— start DATA IN THIS EXERCISE —
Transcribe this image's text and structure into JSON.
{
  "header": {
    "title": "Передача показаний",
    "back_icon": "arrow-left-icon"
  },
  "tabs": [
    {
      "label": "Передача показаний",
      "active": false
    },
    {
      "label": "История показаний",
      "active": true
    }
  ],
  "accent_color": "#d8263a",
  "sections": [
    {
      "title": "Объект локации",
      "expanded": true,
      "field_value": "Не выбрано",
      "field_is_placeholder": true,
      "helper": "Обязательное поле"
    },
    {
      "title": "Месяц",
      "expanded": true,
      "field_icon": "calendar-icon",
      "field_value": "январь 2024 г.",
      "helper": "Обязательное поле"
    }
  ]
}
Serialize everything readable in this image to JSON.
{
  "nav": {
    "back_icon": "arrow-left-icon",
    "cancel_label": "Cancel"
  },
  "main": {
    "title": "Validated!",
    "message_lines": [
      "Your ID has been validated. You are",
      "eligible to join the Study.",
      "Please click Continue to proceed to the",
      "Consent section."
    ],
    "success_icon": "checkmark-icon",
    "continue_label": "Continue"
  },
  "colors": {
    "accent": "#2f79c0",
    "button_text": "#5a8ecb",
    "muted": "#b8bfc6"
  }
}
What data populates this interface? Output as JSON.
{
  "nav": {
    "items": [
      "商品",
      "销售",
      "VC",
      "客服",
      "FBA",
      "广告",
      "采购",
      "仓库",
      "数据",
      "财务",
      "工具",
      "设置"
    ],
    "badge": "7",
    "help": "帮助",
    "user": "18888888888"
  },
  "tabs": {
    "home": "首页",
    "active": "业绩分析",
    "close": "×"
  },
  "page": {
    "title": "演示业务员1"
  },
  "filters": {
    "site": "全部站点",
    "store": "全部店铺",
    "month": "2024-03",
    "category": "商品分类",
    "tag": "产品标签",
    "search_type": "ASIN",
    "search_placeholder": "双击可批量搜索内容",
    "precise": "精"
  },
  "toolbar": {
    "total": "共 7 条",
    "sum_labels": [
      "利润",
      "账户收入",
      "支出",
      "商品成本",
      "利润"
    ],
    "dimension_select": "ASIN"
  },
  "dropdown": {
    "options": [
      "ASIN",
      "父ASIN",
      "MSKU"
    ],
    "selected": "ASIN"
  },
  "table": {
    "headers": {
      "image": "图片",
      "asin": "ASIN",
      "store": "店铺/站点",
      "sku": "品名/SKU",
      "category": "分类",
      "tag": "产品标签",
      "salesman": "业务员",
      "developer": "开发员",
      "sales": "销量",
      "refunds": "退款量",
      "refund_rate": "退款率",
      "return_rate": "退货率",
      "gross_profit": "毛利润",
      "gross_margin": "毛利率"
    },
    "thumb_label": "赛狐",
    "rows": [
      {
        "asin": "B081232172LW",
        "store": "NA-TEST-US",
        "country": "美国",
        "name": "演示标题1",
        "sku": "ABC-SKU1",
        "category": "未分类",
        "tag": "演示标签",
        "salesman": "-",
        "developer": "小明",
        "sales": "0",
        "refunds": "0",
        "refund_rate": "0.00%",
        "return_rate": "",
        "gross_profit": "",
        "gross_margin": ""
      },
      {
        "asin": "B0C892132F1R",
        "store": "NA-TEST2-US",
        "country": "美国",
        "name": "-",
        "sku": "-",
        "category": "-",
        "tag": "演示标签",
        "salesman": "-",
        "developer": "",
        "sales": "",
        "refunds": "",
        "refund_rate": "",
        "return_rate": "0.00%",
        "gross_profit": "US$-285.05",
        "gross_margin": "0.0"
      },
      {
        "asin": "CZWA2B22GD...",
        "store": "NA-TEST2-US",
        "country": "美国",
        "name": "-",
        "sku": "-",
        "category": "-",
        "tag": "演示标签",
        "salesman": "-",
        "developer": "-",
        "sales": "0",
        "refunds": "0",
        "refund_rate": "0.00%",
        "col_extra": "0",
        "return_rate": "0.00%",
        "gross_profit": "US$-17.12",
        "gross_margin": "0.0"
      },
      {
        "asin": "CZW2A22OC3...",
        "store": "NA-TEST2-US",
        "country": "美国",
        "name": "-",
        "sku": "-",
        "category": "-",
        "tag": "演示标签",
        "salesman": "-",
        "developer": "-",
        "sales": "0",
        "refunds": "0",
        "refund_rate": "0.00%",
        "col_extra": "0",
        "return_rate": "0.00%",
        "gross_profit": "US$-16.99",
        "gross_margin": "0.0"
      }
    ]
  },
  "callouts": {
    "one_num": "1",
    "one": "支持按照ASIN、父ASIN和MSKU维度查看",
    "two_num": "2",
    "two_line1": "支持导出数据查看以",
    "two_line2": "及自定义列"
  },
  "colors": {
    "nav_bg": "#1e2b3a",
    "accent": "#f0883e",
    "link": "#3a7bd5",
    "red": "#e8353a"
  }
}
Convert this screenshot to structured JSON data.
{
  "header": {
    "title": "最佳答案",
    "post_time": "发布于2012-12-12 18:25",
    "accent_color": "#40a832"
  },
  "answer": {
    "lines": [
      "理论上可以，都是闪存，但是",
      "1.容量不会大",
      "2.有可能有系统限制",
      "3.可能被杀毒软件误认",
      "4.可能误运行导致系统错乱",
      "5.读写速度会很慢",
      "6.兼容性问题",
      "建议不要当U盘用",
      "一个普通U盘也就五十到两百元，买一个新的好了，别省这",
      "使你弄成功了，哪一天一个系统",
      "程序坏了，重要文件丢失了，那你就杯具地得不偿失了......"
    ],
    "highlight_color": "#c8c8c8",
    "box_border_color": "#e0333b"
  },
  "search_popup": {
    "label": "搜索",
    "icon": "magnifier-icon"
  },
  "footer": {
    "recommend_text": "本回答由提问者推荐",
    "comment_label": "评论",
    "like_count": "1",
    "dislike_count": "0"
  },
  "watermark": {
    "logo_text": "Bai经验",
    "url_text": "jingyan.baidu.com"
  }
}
— end DATA IN THIS EXERCISE —
EXERCISE DETAILS: Give the entries once more, exactly as they appear.

FINISHED ANSWER:
Transcribe this image's text and structure into JSON.
{
  "header": {
    "title": "Передача показаний",
    "back_icon": "arrow-left-icon"
  },
  "tabs": [
    {
      "label": "Передача показаний",
      "active": false
    },
    {
      "label": "История показаний",
      "active": true
    }
  ],
  "accent_color": "#d8263a",
  "sections": [
    {
      "title": "Объект локации",
      "expanded": true,
      "field_value": "Не выбрано",
      "field_is_placeholder": true,
      "helper": "Обязательное поле"
    },
    {
      "title": "Месяц",
      "expanded": true,
      "field_icon": "calendar-icon",
      "field_value": "январь 2024 г.",
      "helper": "Обязательное поле"
    }
  ]
}
Serialize everything readable in this image to JSON.
{
  "nav": {
    "back_icon": "arrow-left-icon",
    "cancel_label": "Cancel"
  },
  "main": {
    "title": "Validated!",
    "message_lines": [
      "Your ID has been validated. You are",
      "eligible to join the Study.",
      "Please click Continue to proceed to the",
      "Consent section."
    ],
    "success_icon": "checkmark-icon",
    "continue_label": "Continue"
  },
  "colors": {
    "accent": "#2f79c0",
    "button_text": "#5a8ecb",
    "muted": "#b8bfc6"
  }
}
What data populates this interface? Output as JSON.
{
  "nav": {
    "items": [
      "商品",
      "销售",
      "VC",
      "客服",
      "FBA",
      "广告",
      "采购",
      "仓库",
      "数据",
      "财务",
      "工具",
      "设置"
    ],
    "badge": "7",
    "help": "帮助",
    "user": "18888888888"
  },
  "tabs": {
    "home": "首页",
    "active": "业绩分析",
    "close": "×"
  },
  "page": {
    "title": "演示业务员1"
  },
  "filters": {
    "site": "全部站点",
    "store": "全部店铺",
    "month": "2024-03",
    "category": "商品分类",
    "tag": "产品标签",
    "search_type": "ASIN",
    "search_placeholder": "双击可批量搜索内容",
    "precise": "精"
  },
  "toolbar": {
    "total": "共 7 条",
    "sum_labels": [
      "利润",
      "账户收入",
      "支出",
      "商品成本",
      "利润"
    ],
    "dimension_select": "ASIN"
  },
  "dropdown": {
    "options": [
      "ASIN",
      "父ASIN",
      "MSKU"
    ],
    "selected": "ASIN"
  },
  "table": {
    "headers": {
      "image": "图片",
      "asin": "ASIN",
      "store": "店铺/站点",
      "sku": "品名/SKU",
      "category": "分类",
      "tag": "产品标签",
      "salesman": "业务员",
      "developer": "开发员",
      "sales": "销量",
      "refunds": "退款量",
      "refund_rate": "退款率",
      "return_rate": "退货率",
      "gross_profit": "毛利润",
      "gross_margin": "毛利率"
    },
    "thumb_label": "赛狐",
    "rows": [
      {
        "asin": "B081232172LW",
        "store": "NA-TEST-US",
        "country": "美国",
        "name": "演示标题1",
        "sku": "ABC-SKU1",
        "category": "未分类",
        "tag": "演示标签",
        "salesman": "-",
        "developer": "小明",
        "sales": "0",
        "refunds": "0",
        "refund_rate": "0.00%",
        "return_rate": "",
        "gross_profit": "",
        "gross_margin": ""
      },
      {
        "asin": "B0C892132F1R",
        "store": "NA-TEST2-US",
        "country": "美国",
        "name": "-",
        "sku": "-",
        "category": "-",
        "tag": "演示标签",
        "salesman": "-",
        "developer": "",
        "sales": "",
        "refunds": "",
        "refund_rate": "",
        "return_rate": "0.00%",
        "gross_profit": "US$-285.05",
        "gross_margin": "0.0"
      },
      {
        "asin": "CZWA2B22GD...",
        "store": "NA-TEST2-US",
        "country": "美国",
        "name": "-",
        "sku": "-",
        "category": "-",
        "tag": "演示标签",
        "salesman": "-",
        "developer": "-",
        "sales": "0",
        "refunds": "0",
        "refund_rate": "0.00%",
        "col_extra": "0",
        "return_rate": "0.00%",
        "gross_profit": "US$-17.12",
        "gross_margin": "0.0"
      },
      {
        "asin": "CZW2A22OC3...",
        "store": "NA-TEST2-US",
        "country": "美国",
        "name": "-",
        "sku": "-",
        "category": "-",
        "tag": "演示标签",
        "salesman": "-",
        "developer": "-",
        "sales": "0",
        "refunds": "0",
        "refund_rate": "0.00%",
        "col_extra": "0",
        "return_rate": "0.00%",
        "gross_profit": "US$-16.99",
        "gross_margin": "0.0"
      }
    ]
  },
  "callouts": {
    "one_num": "1",
    "one": "支持按照ASIN、父ASIN和MSKU维度查看",
    "two_num": "2",
    "two_line1": "支持导出数据查看以",
    "two_line2": "及自定义列"
  },
  "colors": {
    "nav_bg": "#1e2b3a",
    "accent": "#f0883e",
    "link": "#3a7bd5",
    "red": "#e8353a"
  }
}
Convert this screenshot to structured JSON data.
{
  "header": {
    "title": "最佳答案",
    "post_time": "发布于2012-12-12 18:25",
    "accent_color": "#40a832"
  },
  "answer": {
    "lines": [
      "理论上可以，都是闪存，但是",
      "1.容量不会大",
      "2.有可能有系统限制",
      "3.可能被杀毒软件误认",
      "4.可能误运行导致系统错乱",
      "5.读写速度会很慢",
      "6.兼容性问题",
      "建议不要当U盘用",
      "一个普通U盘也就五十到两百元，买一个新的好了，别省这",
      "使你弄成功了，哪一天一个系统",
      "程序坏了，重要文件丢失了，那你就杯具地得不偿失了......"
    ],
    "highlight_color": "#c8c8c8",
    "box_border_color": "#e0333b"
  },
  "search_popup": {
    "label": "搜索",
    "icon": "magnifier-icon"
  },
  "footer": {
    "recommend_text": "本回答由提问者推荐",
    "comment_label": "评论",
    "like_count": "1",
    "dislike_count": "0"
  },
  "watermark": {
    "logo_text": "Bai经验",
    "url_text": "jingyan.baidu.com"
  }
}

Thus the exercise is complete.